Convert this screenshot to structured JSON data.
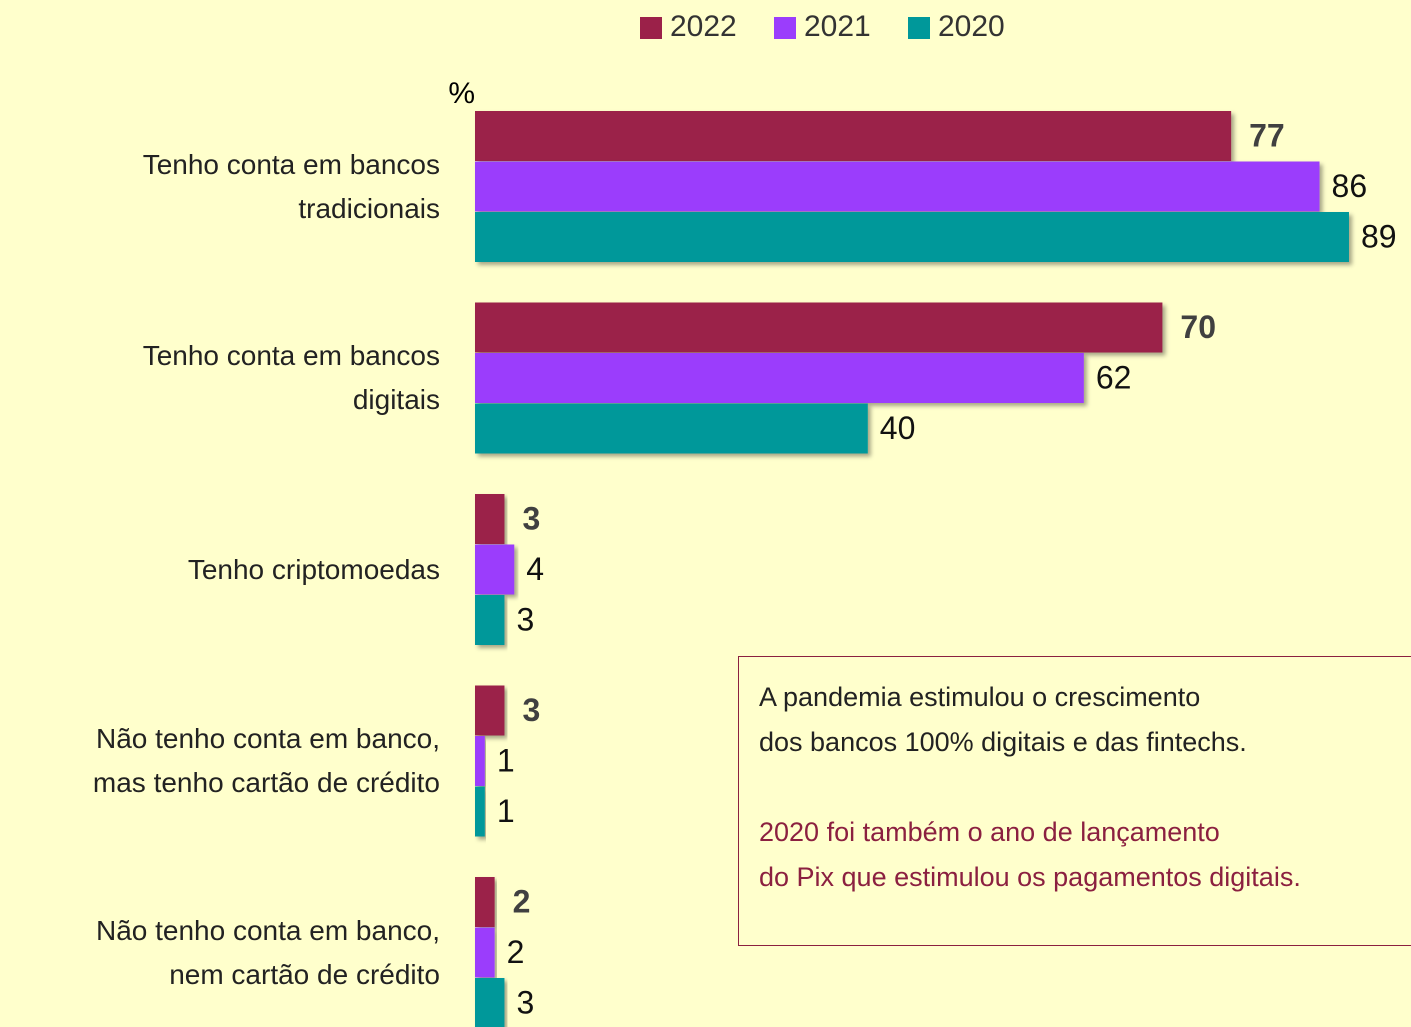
{
  "chart_data": {
    "type": "bar",
    "categories": [
      "Tenho conta em bancos\ntradicionais",
      "Tenho conta em bancos\ndigitais",
      "Tenho criptomoedas",
      "Não tenho conta em banco,\nmas tenho cartão de crédito",
      "Não tenho conta em banco,\nnem cartão de crédito"
    ],
    "series": [
      {
        "name": "2022",
        "color": "#9b2149",
        "values": [
          77,
          70,
          3,
          3,
          2
        ]
      },
      {
        "name": "2021",
        "color": "#9b3dfc",
        "values": [
          86,
          62,
          4,
          1,
          2
        ]
      },
      {
        "name": "2020",
        "color": "#00989a",
        "values": [
          89,
          40,
          3,
          1,
          3
        ]
      }
    ],
    "axis_label": "%",
    "legend": "top",
    "annotations": [
      "A pandemia estimulou o crescimento\ndos bancos 100% digitais e das fintechs.",
      "2020 foi também o ano de lançamento\ndo Pix que estimulou os pagamentos digitais."
    ]
  }
}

□ □ □

» **Direction**: The answer must consist solely of the number of lines in the entries that contain the word "crédito".

» **Task result**: 2